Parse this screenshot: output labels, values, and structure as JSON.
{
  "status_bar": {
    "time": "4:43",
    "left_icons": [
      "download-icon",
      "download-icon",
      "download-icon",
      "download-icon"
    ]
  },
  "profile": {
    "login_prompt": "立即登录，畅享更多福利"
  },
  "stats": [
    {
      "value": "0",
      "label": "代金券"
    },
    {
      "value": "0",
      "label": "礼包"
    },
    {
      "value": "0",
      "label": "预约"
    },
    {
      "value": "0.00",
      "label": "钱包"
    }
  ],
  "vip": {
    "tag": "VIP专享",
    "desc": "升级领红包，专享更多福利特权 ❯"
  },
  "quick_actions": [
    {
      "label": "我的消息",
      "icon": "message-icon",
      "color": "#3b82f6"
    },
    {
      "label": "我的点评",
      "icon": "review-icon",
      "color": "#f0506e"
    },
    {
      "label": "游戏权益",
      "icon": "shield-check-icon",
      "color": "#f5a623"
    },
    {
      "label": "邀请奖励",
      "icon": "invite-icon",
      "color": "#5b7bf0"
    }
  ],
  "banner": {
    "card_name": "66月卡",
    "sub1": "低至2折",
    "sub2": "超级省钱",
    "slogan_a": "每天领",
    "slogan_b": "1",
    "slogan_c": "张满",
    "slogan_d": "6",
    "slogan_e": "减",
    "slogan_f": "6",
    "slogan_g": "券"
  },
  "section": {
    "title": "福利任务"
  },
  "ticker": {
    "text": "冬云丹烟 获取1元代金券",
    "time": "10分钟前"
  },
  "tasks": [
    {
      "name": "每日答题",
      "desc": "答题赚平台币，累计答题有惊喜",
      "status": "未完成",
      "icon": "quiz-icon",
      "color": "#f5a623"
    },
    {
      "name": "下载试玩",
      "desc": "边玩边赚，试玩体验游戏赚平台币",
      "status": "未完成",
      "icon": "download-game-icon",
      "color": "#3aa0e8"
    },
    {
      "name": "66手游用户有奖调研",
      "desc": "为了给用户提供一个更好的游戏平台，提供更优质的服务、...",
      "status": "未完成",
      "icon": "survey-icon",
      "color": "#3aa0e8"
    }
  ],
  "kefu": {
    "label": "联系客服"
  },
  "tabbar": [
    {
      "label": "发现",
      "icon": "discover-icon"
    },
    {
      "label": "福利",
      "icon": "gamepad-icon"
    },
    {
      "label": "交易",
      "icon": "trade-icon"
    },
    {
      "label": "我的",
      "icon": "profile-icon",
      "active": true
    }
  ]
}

* DIRECTIONS FOR THIS TASK: Of the lines above, how many contain the string "desc"? Only the number is required.

* ANSWER TO THE EXERCISE: 4